Begin Input rows
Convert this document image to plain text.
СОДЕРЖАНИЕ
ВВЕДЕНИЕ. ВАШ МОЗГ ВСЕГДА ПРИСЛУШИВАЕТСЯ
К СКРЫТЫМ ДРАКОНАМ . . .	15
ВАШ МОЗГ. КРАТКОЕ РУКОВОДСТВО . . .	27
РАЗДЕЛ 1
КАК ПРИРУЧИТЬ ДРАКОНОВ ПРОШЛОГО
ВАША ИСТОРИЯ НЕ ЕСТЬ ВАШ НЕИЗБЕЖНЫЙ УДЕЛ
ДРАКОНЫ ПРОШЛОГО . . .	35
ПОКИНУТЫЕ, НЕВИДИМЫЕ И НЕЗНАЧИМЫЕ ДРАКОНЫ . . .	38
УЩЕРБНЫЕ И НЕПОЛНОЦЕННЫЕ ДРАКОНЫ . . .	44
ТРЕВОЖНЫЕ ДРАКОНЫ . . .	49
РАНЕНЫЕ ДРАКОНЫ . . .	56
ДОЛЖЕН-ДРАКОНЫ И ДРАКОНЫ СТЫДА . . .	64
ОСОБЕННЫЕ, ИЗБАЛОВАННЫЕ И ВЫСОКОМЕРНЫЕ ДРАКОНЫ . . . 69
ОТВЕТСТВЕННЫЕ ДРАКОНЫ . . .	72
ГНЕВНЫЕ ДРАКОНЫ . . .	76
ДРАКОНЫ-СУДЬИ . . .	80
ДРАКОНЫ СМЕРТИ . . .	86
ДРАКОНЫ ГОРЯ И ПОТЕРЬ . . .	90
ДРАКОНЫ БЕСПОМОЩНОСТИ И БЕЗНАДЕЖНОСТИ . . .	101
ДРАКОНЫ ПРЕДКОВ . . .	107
End Input rows
Begin Input rows
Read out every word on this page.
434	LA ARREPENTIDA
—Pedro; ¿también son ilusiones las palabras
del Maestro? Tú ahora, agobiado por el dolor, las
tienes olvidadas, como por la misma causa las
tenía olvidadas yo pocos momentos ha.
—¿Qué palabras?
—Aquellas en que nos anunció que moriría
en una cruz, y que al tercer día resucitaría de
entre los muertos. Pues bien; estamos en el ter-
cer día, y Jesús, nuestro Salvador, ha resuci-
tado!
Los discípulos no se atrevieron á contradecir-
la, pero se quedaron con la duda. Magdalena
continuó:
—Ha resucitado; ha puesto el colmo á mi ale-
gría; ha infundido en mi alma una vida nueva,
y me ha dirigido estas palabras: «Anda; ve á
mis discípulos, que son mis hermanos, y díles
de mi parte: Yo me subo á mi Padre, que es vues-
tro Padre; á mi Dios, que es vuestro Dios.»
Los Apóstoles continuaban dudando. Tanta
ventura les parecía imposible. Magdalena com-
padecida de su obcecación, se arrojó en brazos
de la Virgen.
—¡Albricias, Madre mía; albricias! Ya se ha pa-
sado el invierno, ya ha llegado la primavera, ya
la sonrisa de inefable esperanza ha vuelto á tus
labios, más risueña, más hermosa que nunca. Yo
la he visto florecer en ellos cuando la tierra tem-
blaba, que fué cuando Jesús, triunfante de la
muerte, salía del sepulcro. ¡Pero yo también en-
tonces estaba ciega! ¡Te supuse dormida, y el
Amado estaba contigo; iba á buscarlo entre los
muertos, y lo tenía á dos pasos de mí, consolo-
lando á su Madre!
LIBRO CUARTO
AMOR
End Input rows
Given instruction:
Which lines in the listing above hold the word "estaba"? Show each of them.

Task response:
tonces estaba ciega! ¡Te supuse dormida, y el
Amado estaba contigo; iba á buscarlo entre los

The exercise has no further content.